→ WRITTEN EXERCISE:
Each record below should be repeated precisely as written.

━━━━━ TASK INPUTS ━━━━━

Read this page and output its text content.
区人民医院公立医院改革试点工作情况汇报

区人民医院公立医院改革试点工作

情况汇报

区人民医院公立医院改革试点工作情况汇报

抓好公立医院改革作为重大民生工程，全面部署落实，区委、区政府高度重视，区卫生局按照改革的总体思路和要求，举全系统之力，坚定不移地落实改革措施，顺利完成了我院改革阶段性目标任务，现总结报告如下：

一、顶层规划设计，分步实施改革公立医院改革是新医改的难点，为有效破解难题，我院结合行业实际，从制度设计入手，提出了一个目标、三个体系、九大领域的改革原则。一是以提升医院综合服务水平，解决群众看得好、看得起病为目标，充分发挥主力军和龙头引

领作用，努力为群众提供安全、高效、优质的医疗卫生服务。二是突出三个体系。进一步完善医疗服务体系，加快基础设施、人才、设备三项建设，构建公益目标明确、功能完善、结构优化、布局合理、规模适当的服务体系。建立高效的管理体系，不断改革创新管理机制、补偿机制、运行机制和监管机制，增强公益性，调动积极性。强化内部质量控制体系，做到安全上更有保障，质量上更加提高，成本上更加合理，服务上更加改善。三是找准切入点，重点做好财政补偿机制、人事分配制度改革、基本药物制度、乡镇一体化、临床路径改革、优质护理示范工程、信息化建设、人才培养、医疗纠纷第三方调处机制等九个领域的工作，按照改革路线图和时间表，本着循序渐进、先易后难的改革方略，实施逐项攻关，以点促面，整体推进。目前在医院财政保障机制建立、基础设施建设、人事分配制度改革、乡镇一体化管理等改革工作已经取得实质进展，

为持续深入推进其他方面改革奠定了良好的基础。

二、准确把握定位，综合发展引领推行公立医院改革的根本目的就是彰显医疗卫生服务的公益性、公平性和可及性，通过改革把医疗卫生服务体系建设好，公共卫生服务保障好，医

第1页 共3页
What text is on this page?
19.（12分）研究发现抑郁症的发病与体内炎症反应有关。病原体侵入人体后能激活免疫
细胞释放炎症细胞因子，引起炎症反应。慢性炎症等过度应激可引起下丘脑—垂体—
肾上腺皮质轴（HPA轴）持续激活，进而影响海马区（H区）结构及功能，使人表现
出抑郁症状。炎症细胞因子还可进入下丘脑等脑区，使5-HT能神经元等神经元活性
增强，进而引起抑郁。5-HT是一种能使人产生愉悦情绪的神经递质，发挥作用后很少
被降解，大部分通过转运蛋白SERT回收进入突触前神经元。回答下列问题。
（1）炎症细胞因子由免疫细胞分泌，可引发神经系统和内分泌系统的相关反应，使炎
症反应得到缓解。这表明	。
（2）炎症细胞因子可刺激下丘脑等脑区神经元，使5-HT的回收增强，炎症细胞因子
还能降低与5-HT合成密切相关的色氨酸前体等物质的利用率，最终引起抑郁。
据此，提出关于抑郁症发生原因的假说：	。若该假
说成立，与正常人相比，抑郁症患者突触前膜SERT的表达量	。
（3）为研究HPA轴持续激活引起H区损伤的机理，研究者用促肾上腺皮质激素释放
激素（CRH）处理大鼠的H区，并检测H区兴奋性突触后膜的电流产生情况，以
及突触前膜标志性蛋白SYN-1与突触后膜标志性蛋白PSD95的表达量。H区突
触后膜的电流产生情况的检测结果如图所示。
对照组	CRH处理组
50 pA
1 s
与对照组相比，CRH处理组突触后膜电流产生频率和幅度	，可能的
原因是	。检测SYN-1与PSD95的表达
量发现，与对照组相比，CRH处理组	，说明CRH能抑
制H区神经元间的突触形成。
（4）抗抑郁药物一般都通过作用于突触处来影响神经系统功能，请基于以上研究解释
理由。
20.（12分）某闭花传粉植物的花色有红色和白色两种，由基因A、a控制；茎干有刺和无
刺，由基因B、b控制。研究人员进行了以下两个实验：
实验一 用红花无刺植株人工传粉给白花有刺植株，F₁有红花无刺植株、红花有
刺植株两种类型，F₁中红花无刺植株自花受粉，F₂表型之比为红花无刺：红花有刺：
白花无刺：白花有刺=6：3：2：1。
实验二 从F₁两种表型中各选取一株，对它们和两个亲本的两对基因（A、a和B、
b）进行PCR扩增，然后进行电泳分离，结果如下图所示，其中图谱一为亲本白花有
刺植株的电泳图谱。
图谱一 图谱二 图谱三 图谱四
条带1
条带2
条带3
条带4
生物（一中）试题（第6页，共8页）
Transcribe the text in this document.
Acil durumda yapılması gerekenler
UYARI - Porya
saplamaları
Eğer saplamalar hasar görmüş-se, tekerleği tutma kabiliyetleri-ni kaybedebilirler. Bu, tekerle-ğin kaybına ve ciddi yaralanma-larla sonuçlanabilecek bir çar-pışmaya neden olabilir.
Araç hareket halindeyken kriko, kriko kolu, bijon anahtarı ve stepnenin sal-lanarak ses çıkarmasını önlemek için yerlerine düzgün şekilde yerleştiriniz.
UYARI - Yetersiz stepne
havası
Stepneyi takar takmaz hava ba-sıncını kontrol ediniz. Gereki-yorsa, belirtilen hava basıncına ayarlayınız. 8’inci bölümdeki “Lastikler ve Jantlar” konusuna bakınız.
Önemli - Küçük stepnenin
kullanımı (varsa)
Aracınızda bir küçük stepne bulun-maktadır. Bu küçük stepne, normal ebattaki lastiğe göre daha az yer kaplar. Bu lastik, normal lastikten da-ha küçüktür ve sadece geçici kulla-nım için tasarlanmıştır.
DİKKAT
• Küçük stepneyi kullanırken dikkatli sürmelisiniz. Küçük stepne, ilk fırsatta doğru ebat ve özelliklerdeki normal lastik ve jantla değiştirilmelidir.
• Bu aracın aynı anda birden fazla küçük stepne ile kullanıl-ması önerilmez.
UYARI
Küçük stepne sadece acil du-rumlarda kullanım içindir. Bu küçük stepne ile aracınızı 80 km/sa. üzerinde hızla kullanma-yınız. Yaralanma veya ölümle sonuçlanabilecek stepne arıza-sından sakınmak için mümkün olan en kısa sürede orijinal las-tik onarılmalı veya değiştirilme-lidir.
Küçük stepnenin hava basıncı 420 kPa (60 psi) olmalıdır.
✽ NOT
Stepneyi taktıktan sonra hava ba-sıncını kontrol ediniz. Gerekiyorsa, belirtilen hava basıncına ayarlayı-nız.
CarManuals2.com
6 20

━━━━━

→ COMPLETED TASK:
Read this page and output its text content.
区人民医院公立医院改革试点工作情况汇报

区人民医院公立医院改革试点工作

情况汇报

区人民医院公立医院改革试点工作情况汇报

抓好公立医院改革作为重大民生工程，全面部署落实，区委、区政府高度重视，区卫生局按照改革的总体思路和要求，举全系统之力，坚定不移地落实改革措施，顺利完成了我院改革阶段性目标任务，现总结报告如下：

一、顶层规划设计，分步实施改革公立医院改革是新医改的难点，为有效破解难题，我院结合行业实际，从制度设计入手，提出了一个目标、三个体系、九大领域的改革原则。一是以提升医院综合服务水平，解决群众看得好、看得起病为目标，充分发挥主力军和龙头引

领作用，努力为群众提供安全、高效、优质的医疗卫生服务。二是突出三个体系。进一步完善医疗服务体系，加快基础设施、人才、设备三项建设，构建公益目标明确、功能完善、结构优化、布局合理、规模适当的服务体系。建立高效的管理体系，不断改革创新管理机制、补偿机制、运行机制和监管机制，增强公益性，调动积极性。强化内部质量控制体系，做到安全上更有保障，质量上更加提高，成本上更加合理，服务上更加改善。三是找准切入点，重点做好财政补偿机制、人事分配制度改革、基本药物制度、乡镇一体化、临床路径改革、优质护理示范工程、信息化建设、人才培养、医疗纠纷第三方调处机制等九个领域的工作，按照改革路线图和时间表，本着循序渐进、先易后难的改革方略，实施逐项攻关，以点促面，整体推进。目前在医院财政保障机制建立、基础设施建设、人事分配制度改革、乡镇一体化管理等改革工作已经取得实质进展，

为持续深入推进其他方面改革奠定了良好的基础。

二、准确把握定位，综合发展引领推行公立医院改革的根本目的就是彰显医疗卫生服务的公益性、公平性和可及性，通过改革把医疗卫生服务体系建设好，公共卫生服务保障好，医

第1页 共3页
What text is on this page?
19.（12分）研究发现抑郁症的发病与体内炎症反应有关。病原体侵入人体后能激活免疫
细胞释放炎症细胞因子，引起炎症反应。慢性炎症等过度应激可引起下丘脑—垂体—
肾上腺皮质轴（HPA轴）持续激活，进而影响海马区（H区）结构及功能，使人表现
出抑郁症状。炎症细胞因子还可进入下丘脑等脑区，使5-HT能神经元等神经元活性
增强，进而引起抑郁。5-HT是一种能使人产生愉悦情绪的神经递质，发挥作用后很少
被降解，大部分通过转运蛋白SERT回收进入突触前神经元。回答下列问题。
（1）炎症细胞因子由免疫细胞分泌，可引发神经系统和内分泌系统的相关反应，使炎
症反应得到缓解。这表明	。
（2）炎症细胞因子可刺激下丘脑等脑区神经元，使5-HT的回收增强，炎症细胞因子
还能降低与5-HT合成密切相关的色氨酸前体等物质的利用率，最终引起抑郁。
据此，提出关于抑郁症发生原因的假说：	。若该假
说成立，与正常人相比，抑郁症患者突触前膜SERT的表达量	。
（3）为研究HPA轴持续激活引起H区损伤的机理，研究者用促肾上腺皮质激素释放
激素（CRH）处理大鼠的H区，并检测H区兴奋性突触后膜的电流产生情况，以
及突触前膜标志性蛋白SYN-1与突触后膜标志性蛋白PSD95的表达量。H区突
触后膜的电流产生情况的检测结果如图所示。
对照组	CRH处理组
50 pA
1 s
与对照组相比，CRH处理组突触后膜电流产生频率和幅度	，可能的
原因是	。检测SYN-1与PSD95的表达
量发现，与对照组相比，CRH处理组	，说明CRH能抑
制H区神经元间的突触形成。
（4）抗抑郁药物一般都通过作用于突触处来影响神经系统功能，请基于以上研究解释
理由。
20.（12分）某闭花传粉植物的花色有红色和白色两种，由基因A、a控制；茎干有刺和无
刺，由基因B、b控制。研究人员进行了以下两个实验：
实验一 用红花无刺植株人工传粉给白花有刺植株，F₁有红花无刺植株、红花有
刺植株两种类型，F₁中红花无刺植株自花受粉，F₂表型之比为红花无刺：红花有刺：
白花无刺：白花有刺=6：3：2：1。
实验二 从F₁两种表型中各选取一株，对它们和两个亲本的两对基因（A、a和B、
b）进行PCR扩增，然后进行电泳分离，结果如下图所示，其中图谱一为亲本白花有
刺植株的电泳图谱。
图谱一 图谱二 图谱三 图谱四
条带1
条带2
条带3
条带4
生物（一中）试题（第6页，共8页）
Transcribe the text in this document.
Acil durumda yapılması gerekenler
UYARI - Porya
saplamaları
Eğer saplamalar hasar görmüş-se, tekerleği tutma kabiliyetleri-ni kaybedebilirler. Bu, tekerle-ğin kaybına ve ciddi yaralanma-larla sonuçlanabilecek bir çar-pışmaya neden olabilir.
Araç hareket halindeyken kriko, kriko kolu, bijon anahtarı ve stepnenin sal-lanarak ses çıkarmasını önlemek için yerlerine düzgün şekilde yerleştiriniz.
UYARI - Yetersiz stepne
havası
Stepneyi takar takmaz hava ba-sıncını kontrol ediniz. Gereki-yorsa, belirtilen hava basıncına ayarlayınız. 8’inci bölümdeki “Lastikler ve Jantlar” konusuna bakınız.
Önemli - Küçük stepnenin
kullanımı (varsa)
Aracınızda bir küçük stepne bulun-maktadır. Bu küçük stepne, normal ebattaki lastiğe göre daha az yer kaplar. Bu lastik, normal lastikten da-ha küçüktür ve sadece geçici kulla-nım için tasarlanmıştır.
DİKKAT
• Küçük stepneyi kullanırken dikkatli sürmelisiniz. Küçük stepne, ilk fırsatta doğru ebat ve özelliklerdeki normal lastik ve jantla değiştirilmelidir.
• Bu aracın aynı anda birden fazla küçük stepne ile kullanıl-ması önerilmez.
UYARI
Küçük stepne sadece acil du-rumlarda kullanım içindir. Bu küçük stepne ile aracınızı 80 km/sa. üzerinde hızla kullanma-yınız. Yaralanma veya ölümle sonuçlanabilecek stepne arıza-sından sakınmak için mümkün olan en kısa sürede orijinal las-tik onarılmalı veya değiştirilme-lidir.
Küçük stepnenin hava basıncı 420 kPa (60 psi) olmalıdır.
✽ NOT
Stepneyi taktıktan sonra hava ba-sıncını kontrol ediniz. Gerekiyorsa, belirtilen hava basıncına ayarlayı-nız.
CarManuals2.com
6 20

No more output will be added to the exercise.